§ **The request**: Take the entries that follow and return only the lines from the one with "OCR this image." through the final line, leaving every picture behind.

Data entries
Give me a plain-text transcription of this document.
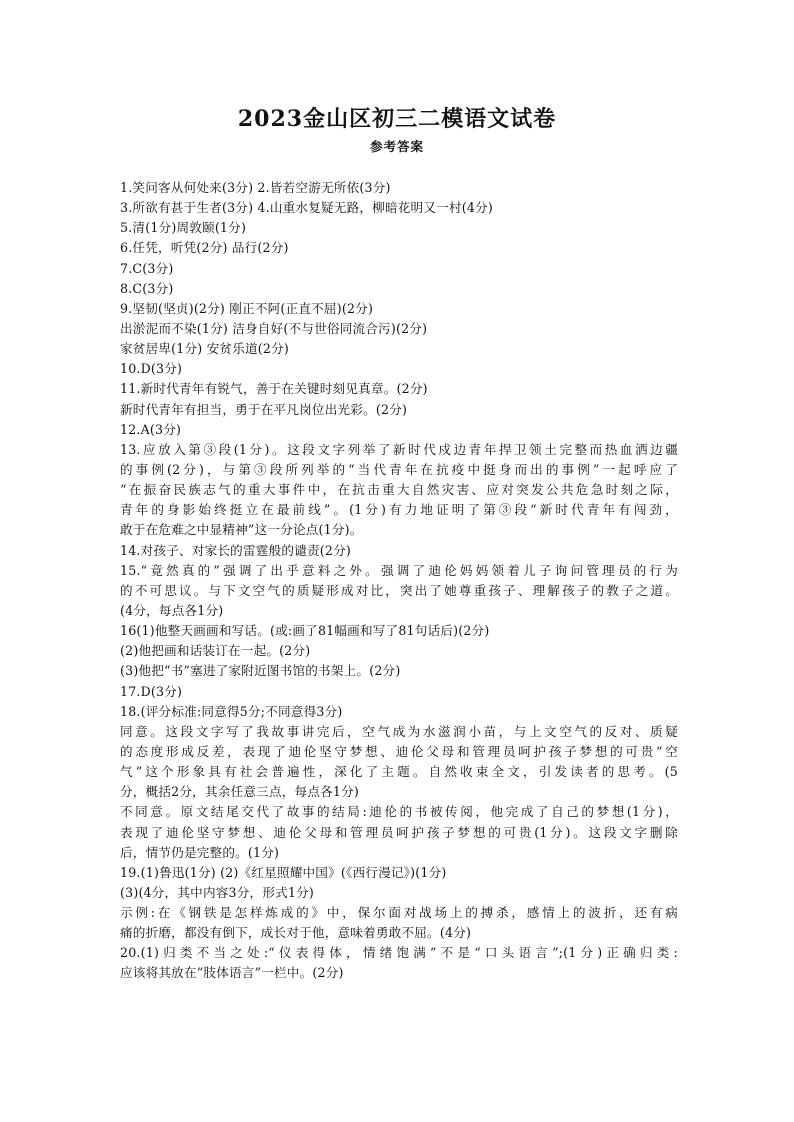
2023金山区初三二模语文试卷
参考答案
1.笑问客从何处来(3分) 2.皆若空游无所依(3分)
3.所欲有甚于生者(3分) 4.山重水复疑无路，柳暗花明又一村(4分)
5.清(1分)周敦颐(1分)
6.任凭，听凭(2分) 品行(2分)
7.C(3分)
8.C(3分)
9.坚韧(坚贞)(2分) 刚正不阿(正直不屈)(2分)
出淤泥而不染(1分) 洁身自好(不与世俗同流合污)(2分)
家贫居卑(1分) 安贫乐道(2分)
10.D(3分)
11.新时代青年有锐气，善于在关键时刻见真章。(2分)
新时代青年有担当，勇于在平凡岗位出光彩。(2分)
12.A(3分)
13.应放入第③段(1分)。这段文字列举了新时代戍边青年捍卫领土完整而热血洒边疆
的事例(2分)，与第③段所列举的“当代青年在抗疫中挺身而出的事例”一起呼应了
“在振奋民族志气的重大事件中，在抗击重大自然灾害、应对突发公共危急时刻之际，
青年的身影始终挺立在最前线”。(1分)有力地证明了第③段“新时代青年有闯劲，
敢于在危难之中显精神”这一分论点(1分)。
14.对孩子、对家长的雷霆般的谴责(2分)
15.“竟然真的”强调了出乎意料之外。强调了迪伦妈妈领着儿子询问管理员的行为
的不可思议。与下文空气的质疑形成对比，突出了她尊重孩子、理解孩子的教子之道。
(4分，每点各1分)
16(1)他整天画画和写话。(或:画了81幅画和写了81句话后)(2分)
(2)他把画和话装订在一起。(2分)
(3)他把“书”塞进了家附近图书馆的书架上。(2分)
17.D(3分)
18.(评分标准:同意得5分;不同意得3分)
同意。这段文字写了我故事讲完后，空气成为水滋润小苗，与上文空气的反对、质疑
的态度形成反差，表现了迪伦坚守梦想、迪伦父母和管理员呵护孩子梦想的可贵“空
气”这个形象具有社会普遍性，深化了主题。自然收束全文，引发读者的思考。(5
分，概括2分，其余任意三点，每点各1分)
不同意。原文结尾交代了故事的结局:迪伦的书被传阅，他完成了自己的梦想(1分)，
表现了迪伦坚守梦想、迪伦父母和管理员呵护孩子梦想的可贵(1分)。这段文字删除
后，情节仍是完整的。(1分)
19.(1)鲁迅(1分) (2)《红星照耀中国》(《西行漫记》)(1分)
(3)(4分，其中内容3分，形式1分)
示例:在《钢铁是怎样炼成的》中，保尔面对战场上的搏杀，感情上的波折，还有病
痛的折磨，都没有倒下，成长对于他，意味着勇敢不屈。(4分)
20.(1)归类不当之处:“仪表得体，情绪饱满”不是“口头语言”;(1分)正确归类:
应该将其放在“肢体语言”一栏中。(2分)
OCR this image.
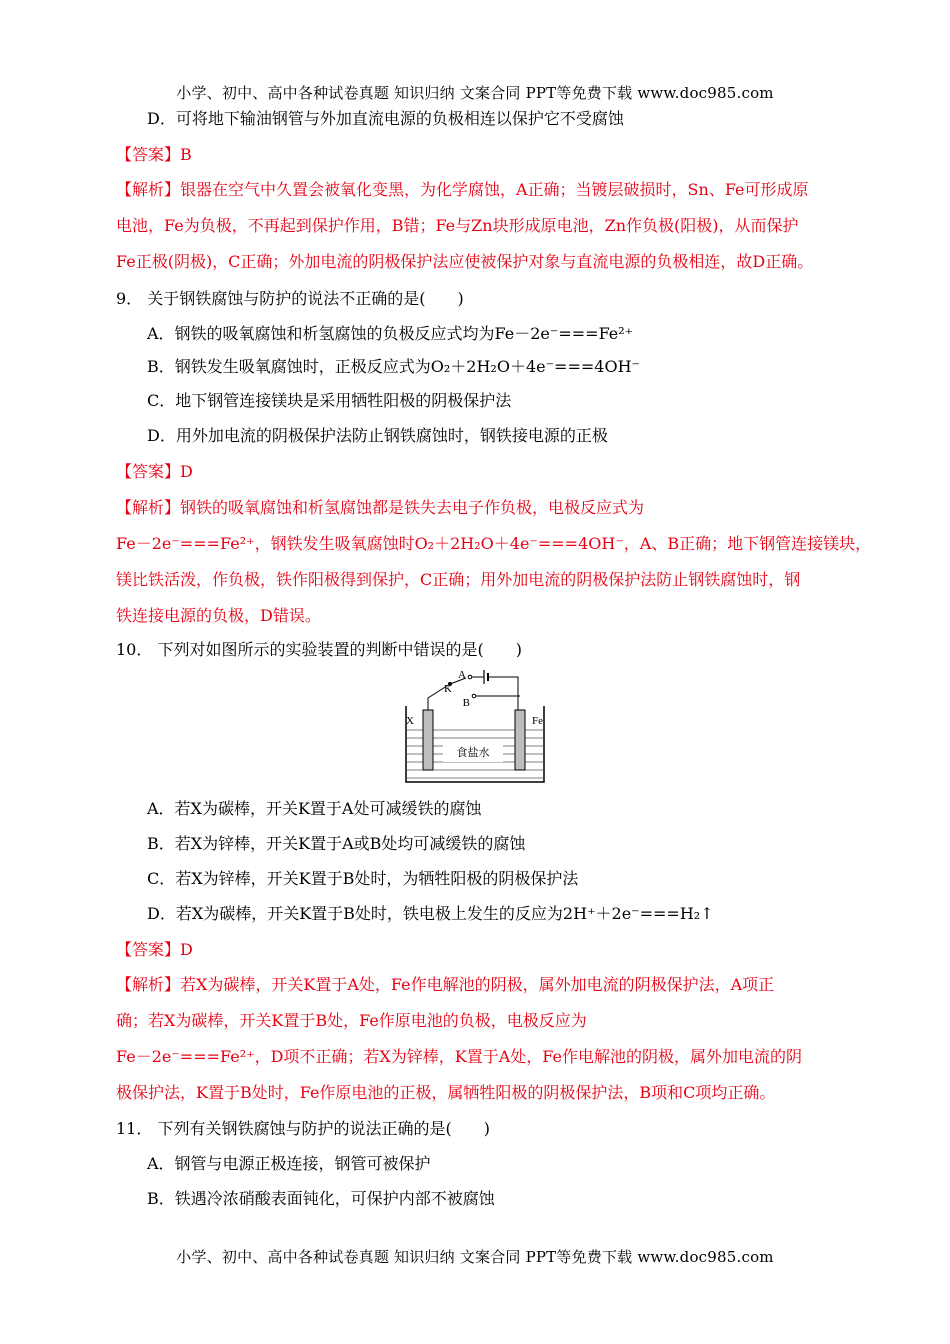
小学、初中、高中各种试卷真题 知识归纳 文案合同 PPT等免费下载 www.doc985.com
D．可将地下输油钢管与外加直流电源的负极相连以保护它不受腐蚀
【答案】B
【解析】银器在空气中久置会被氧化变黑，为化学腐蚀，A正确；当镀层破损时，Sn、Fe可形成原
电池，Fe为负极，不再起到保护作用，B错；Fe与Zn块形成原电池，Zn作负极(阳极)，从而保护
Fe正极(阴极)，C正确；外加电流的阴极保护法应使被保护对象与直流电源的负极相连，故D正确。
9． 关于钢铁腐蚀与防护的说法不正确的是(　　)
A．钢铁的吸氧腐蚀和析氢腐蚀的负极反应式均为Fe－2e⁻===Fe²⁺
B．钢铁发生吸氧腐蚀时，正极反应式为O₂＋2H₂O＋4e⁻===4OH⁻
C．地下钢管连接镁块是采用牺牲阳极的阴极保护法
D．用外加电流的阴极保护法防止钢铁腐蚀时，钢铁接电源的正极
【答案】D
【解析】钢铁的吸氧腐蚀和析氢腐蚀都是铁失去电子作负极，电极反应式为
Fe－2e⁻===Fe²⁺，钢铁发生吸氧腐蚀时O₂＋2H₂O＋4e⁻===4OH⁻，A、B正确；地下钢管连接镁块，
镁比铁活泼，作负极，铁作阳极得到保护，C正确；用外加电流的阴极保护法防止钢铁腐蚀时，钢
铁连接电源的负极，D错误。
10． 下列对如图所示的实验装置的判断中错误的是(　　)
A
K
B
X	Fe
食盐水
A．若X为碳棒，开关K置于A处可减缓铁的腐蚀
B．若X为锌棒，开关K置于A或B处均可减缓铁的腐蚀
C．若X为锌棒，开关K置于B处时，为牺牲阳极的阴极保护法
D．若X为碳棒，开关K置于B处时，铁电极上发生的反应为2H⁺＋2e⁻===H₂↑
【答案】D
【解析】若X为碳棒，开关K置于A处，Fe作电解池的阴极，属外加电流的阴极保护法，A项正
确；若X为碳棒，开关K置于B处，Fe作原电池的负极，电极反应为
Fe－2e⁻===Fe²⁺，D项不正确；若X为锌棒，K置于A处，Fe作电解池的阴极，属外加电流的阴
极保护法，K置于B处时，Fe作原电池的正极，属牺牲阳极的阴极保护法，B项和C项均正确。
11． 下列有关钢铁腐蚀与防护的说法正确的是(　　)
A．钢管与电源正极连接，钢管可被保护
B．铁遇冷浓硝酸表面钝化，可保护内部不被腐蚀
小学、初中、高中各种试卷真题 知识归纳 文案合同 PPT等免费下载 www.doc985.com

§ **Answer to this task**:
OCR this image.
小学、初中、高中各种试卷真题 知识归纳 文案合同 PPT等免费下载 www.doc985.com
D．可将地下输油钢管与外加直流电源的负极相连以保护它不受腐蚀
【答案】B
【解析】银器在空气中久置会被氧化变黑，为化学腐蚀，A正确；当镀层破损时，Sn、Fe可形成原
电池，Fe为负极，不再起到保护作用，B错；Fe与Zn块形成原电池，Zn作负极(阳极)，从而保护
Fe正极(阴极)，C正确；外加电流的阴极保护法应使被保护对象与直流电源的负极相连，故D正确。
9． 关于钢铁腐蚀与防护的说法不正确的是(　　)
A．钢铁的吸氧腐蚀和析氢腐蚀的负极反应式均为Fe－2e⁻===Fe²⁺
B．钢铁发生吸氧腐蚀时，正极反应式为O₂＋2H₂O＋4e⁻===4OH⁻
C．地下钢管连接镁块是采用牺牲阳极的阴极保护法
D．用外加电流的阴极保护法防止钢铁腐蚀时，钢铁接电源的正极
【答案】D
【解析】钢铁的吸氧腐蚀和析氢腐蚀都是铁失去电子作负极，电极反应式为
Fe－2e⁻===Fe²⁺，钢铁发生吸氧腐蚀时O₂＋2H₂O＋4e⁻===4OH⁻，A、B正确；地下钢管连接镁块，
镁比铁活泼，作负极，铁作阳极得到保护，C正确；用外加电流的阴极保护法防止钢铁腐蚀时，钢
铁连接电源的负极，D错误。
10． 下列对如图所示的实验装置的判断中错误的是(　　)
A
K
B
X	Fe
食盐水
A．若X为碳棒，开关K置于A处可减缓铁的腐蚀
B．若X为锌棒，开关K置于A或B处均可减缓铁的腐蚀
C．若X为锌棒，开关K置于B处时，为牺牲阳极的阴极保护法
D．若X为碳棒，开关K置于B处时，铁电极上发生的反应为2H⁺＋2e⁻===H₂↑
【答案】D
【解析】若X为碳棒，开关K置于A处，Fe作电解池的阴极，属外加电流的阴极保护法，A项正
确；若X为碳棒，开关K置于B处，Fe作原电池的负极，电极反应为
Fe－2e⁻===Fe²⁺，D项不正确；若X为锌棒，K置于A处，Fe作电解池的阴极，属外加电流的阴
极保护法，K置于B处时，Fe作原电池的正极，属牺牲阳极的阴极保护法，B项和C项均正确。
11． 下列有关钢铁腐蚀与防护的说法正确的是(　　)
A．钢管与电源正极连接，钢管可被保护
B．铁遇冷浓硝酸表面钝化，可保护内部不被腐蚀
小学、初中、高中各种试卷真题 知识归纳 文案合同 PPT等免费下载 www.doc985.com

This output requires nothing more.